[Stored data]

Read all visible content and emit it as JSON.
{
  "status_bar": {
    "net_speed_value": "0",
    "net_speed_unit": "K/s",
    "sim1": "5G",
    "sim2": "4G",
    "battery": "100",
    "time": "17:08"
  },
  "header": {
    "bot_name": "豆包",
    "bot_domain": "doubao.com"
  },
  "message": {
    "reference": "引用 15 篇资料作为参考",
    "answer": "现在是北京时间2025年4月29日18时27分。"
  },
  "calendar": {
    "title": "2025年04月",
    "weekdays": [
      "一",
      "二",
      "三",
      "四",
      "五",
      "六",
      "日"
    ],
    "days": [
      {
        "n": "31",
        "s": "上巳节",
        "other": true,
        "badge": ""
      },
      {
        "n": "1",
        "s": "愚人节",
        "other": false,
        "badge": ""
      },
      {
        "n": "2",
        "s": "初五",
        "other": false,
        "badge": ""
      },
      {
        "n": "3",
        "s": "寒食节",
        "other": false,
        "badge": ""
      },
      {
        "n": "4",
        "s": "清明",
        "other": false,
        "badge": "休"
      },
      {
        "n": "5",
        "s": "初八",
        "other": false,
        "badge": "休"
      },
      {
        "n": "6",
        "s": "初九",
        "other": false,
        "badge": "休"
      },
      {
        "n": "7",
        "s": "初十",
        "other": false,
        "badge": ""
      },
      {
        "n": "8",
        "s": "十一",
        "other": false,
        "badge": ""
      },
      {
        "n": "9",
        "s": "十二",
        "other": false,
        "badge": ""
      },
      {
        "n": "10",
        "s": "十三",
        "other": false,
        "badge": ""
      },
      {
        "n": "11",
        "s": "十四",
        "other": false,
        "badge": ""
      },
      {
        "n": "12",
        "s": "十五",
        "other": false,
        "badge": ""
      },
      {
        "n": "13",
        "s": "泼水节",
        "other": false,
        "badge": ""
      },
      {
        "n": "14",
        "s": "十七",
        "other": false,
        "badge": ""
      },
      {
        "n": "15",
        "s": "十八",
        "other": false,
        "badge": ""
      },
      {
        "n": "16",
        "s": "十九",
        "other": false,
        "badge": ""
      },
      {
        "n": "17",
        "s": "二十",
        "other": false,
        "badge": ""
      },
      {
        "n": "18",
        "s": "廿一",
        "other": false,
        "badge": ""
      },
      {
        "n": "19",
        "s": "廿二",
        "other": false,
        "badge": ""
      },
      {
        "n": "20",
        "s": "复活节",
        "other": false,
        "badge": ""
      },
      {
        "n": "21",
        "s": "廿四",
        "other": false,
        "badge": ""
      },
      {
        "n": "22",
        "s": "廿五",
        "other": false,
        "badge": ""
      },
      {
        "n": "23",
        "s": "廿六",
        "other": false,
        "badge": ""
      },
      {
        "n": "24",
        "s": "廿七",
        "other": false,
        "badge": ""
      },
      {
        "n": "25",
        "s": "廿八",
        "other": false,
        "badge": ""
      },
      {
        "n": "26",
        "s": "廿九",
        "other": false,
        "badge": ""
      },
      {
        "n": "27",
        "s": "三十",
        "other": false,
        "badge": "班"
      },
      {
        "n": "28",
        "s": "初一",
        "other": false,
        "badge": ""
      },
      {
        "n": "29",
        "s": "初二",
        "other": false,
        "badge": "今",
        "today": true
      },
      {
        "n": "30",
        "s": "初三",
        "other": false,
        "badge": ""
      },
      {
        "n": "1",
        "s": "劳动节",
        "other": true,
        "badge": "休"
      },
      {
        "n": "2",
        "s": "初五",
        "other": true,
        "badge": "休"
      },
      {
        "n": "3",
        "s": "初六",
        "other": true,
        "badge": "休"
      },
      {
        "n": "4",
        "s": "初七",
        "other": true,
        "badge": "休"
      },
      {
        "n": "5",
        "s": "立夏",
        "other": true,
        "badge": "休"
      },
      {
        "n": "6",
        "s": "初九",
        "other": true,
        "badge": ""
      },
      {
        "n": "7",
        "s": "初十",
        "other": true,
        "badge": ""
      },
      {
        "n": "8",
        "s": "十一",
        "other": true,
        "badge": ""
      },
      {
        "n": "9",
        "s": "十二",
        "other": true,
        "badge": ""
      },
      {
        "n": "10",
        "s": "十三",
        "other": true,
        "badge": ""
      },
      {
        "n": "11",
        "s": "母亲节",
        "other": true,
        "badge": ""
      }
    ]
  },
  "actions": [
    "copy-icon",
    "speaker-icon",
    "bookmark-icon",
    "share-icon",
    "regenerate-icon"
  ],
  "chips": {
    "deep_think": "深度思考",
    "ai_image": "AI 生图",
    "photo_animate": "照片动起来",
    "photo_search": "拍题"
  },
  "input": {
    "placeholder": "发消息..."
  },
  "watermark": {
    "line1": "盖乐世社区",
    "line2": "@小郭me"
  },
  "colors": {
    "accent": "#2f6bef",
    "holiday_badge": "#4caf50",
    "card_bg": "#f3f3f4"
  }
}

**Problem details**
Which lines include "icon"? Copy each of them out.

**Task output**
    "copy-icon",
    "speaker-icon",
    "bookmark-icon",
    "share-icon",
    "regenerate-icon"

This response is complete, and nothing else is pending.